Rewrite the records below as a Markdown table with the columns "Row" and "Record line", from the line containing "- text: Response" through the line containing "Localize all elements.". Number each row and skip any blank lines.
++++++++++++++++++++
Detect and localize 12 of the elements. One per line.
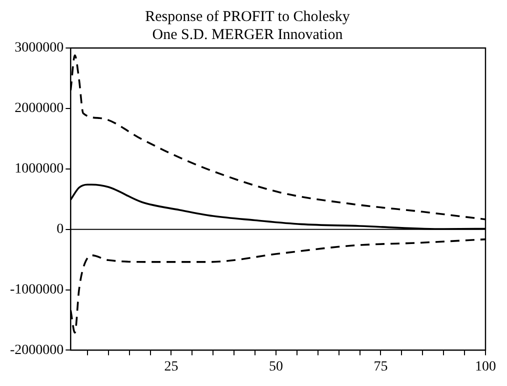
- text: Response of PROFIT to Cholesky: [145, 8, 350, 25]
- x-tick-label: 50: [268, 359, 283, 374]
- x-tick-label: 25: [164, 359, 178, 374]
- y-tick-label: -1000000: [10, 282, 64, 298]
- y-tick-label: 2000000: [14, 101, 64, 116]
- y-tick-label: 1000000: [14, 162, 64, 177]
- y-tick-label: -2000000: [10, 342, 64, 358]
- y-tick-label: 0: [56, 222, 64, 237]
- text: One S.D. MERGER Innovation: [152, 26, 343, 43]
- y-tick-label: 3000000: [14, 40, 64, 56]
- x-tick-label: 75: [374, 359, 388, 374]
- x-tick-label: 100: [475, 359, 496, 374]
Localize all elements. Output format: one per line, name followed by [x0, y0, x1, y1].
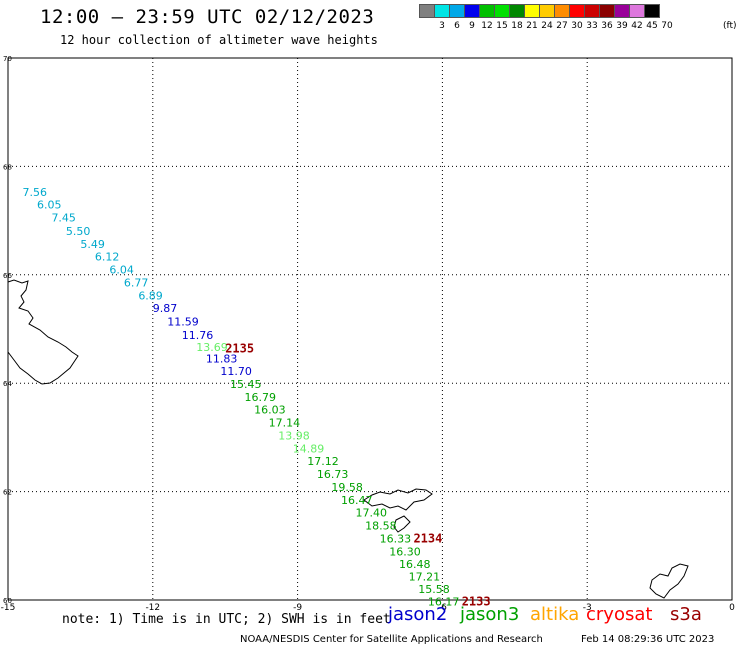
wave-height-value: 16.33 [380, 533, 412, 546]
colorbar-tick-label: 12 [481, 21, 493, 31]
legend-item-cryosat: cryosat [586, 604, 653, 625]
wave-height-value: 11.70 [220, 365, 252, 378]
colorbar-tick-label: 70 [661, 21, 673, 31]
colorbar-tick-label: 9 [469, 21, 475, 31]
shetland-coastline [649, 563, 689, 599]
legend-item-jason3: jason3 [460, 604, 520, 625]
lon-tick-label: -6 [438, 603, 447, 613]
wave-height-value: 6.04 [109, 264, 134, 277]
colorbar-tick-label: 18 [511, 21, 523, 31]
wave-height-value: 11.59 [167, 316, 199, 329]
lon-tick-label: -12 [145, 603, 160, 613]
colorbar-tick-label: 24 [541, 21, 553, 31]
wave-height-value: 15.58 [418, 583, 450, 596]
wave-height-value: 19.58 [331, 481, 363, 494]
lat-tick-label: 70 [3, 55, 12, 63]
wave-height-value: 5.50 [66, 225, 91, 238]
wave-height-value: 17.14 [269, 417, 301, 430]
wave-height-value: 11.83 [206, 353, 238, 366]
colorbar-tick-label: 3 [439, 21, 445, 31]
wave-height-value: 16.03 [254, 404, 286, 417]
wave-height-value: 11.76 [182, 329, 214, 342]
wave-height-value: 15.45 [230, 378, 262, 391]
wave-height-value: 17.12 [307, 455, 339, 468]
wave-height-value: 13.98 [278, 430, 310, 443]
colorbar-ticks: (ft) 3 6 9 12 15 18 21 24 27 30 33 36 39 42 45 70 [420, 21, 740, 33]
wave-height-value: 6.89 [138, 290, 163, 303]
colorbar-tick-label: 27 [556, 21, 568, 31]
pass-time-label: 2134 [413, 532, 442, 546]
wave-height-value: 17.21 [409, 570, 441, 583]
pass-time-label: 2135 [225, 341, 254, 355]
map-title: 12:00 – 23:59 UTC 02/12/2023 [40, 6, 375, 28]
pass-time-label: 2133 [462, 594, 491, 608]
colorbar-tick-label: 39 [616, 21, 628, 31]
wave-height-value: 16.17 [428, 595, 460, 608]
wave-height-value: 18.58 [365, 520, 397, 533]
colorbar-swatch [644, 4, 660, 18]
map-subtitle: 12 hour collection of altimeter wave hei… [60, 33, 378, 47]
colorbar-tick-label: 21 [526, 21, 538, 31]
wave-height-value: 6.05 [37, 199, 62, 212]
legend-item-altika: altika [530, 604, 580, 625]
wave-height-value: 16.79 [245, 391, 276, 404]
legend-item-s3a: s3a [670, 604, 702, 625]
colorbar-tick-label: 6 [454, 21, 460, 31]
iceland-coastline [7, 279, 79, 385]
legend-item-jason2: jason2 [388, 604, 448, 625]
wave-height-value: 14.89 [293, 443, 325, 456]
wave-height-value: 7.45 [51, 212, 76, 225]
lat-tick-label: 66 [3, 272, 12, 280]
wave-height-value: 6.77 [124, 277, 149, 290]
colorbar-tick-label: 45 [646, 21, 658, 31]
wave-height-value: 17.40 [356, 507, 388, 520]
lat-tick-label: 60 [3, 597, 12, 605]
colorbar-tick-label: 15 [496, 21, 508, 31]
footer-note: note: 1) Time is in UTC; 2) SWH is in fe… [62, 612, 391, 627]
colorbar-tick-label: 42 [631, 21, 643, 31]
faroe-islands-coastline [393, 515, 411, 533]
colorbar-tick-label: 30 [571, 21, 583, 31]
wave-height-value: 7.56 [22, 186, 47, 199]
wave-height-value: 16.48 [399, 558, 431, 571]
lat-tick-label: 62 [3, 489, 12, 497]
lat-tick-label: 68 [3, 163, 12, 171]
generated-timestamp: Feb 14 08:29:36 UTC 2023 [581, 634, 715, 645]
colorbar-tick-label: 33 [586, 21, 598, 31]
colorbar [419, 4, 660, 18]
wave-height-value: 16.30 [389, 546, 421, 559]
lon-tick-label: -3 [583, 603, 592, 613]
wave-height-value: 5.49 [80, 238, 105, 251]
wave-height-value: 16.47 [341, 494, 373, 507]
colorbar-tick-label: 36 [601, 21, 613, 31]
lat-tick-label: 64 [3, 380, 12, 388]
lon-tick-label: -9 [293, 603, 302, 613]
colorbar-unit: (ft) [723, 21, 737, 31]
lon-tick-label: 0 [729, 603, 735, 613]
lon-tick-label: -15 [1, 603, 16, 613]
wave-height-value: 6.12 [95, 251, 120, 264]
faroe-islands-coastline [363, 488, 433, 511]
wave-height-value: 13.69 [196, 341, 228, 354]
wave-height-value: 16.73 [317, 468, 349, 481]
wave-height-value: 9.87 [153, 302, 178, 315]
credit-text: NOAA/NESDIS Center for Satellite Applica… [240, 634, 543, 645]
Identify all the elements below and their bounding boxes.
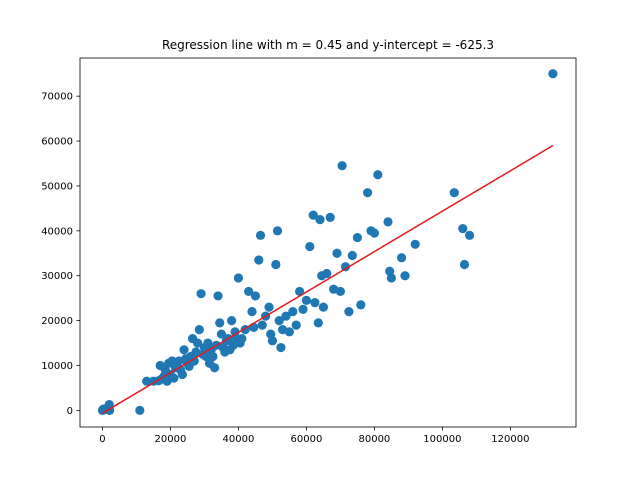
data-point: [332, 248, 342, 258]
++++++++++++++++++++
> Solution to the problem
| Row | Record line |
|---|---|
| 1 | - text: Response of PROFIT to Cholesky: [145, 8, 350, 25] |
| 2 | - x-tick-label: 50: [268, 359, 283, 374] |
| 3 | - x-tick-label: 25: [164, 359, 178, 374] |
| 4 | - y-tick-label: -1000000: [10, 282, 64, 298] |
| 5 | - y-tick-label: 2000000: [14, 101, 64, 116] |
| 6 | - y-tick-label: 1000000: [14, 162, 64, 177] |
| 7 | - y-tick-label: -2000000: [10, 342, 64, 358] |
| 8 | - y-tick-label: 0: [56, 222, 64, 237] |
| 9 | - text: One S.D. MERGER Innovation: [152, 26, 343, 43] |
| 10 | - y-tick-label: 3000000: [14, 40, 64, 56] |
| 11 | - x-tick-label: 75: [374, 359, 388, 374] |
| 12 | - x-tick-label: 100: [475, 359, 496, 374] |
| 13 | Localize all elements. Output format: one per line, name followed by [x0, y0, x1, y1]. |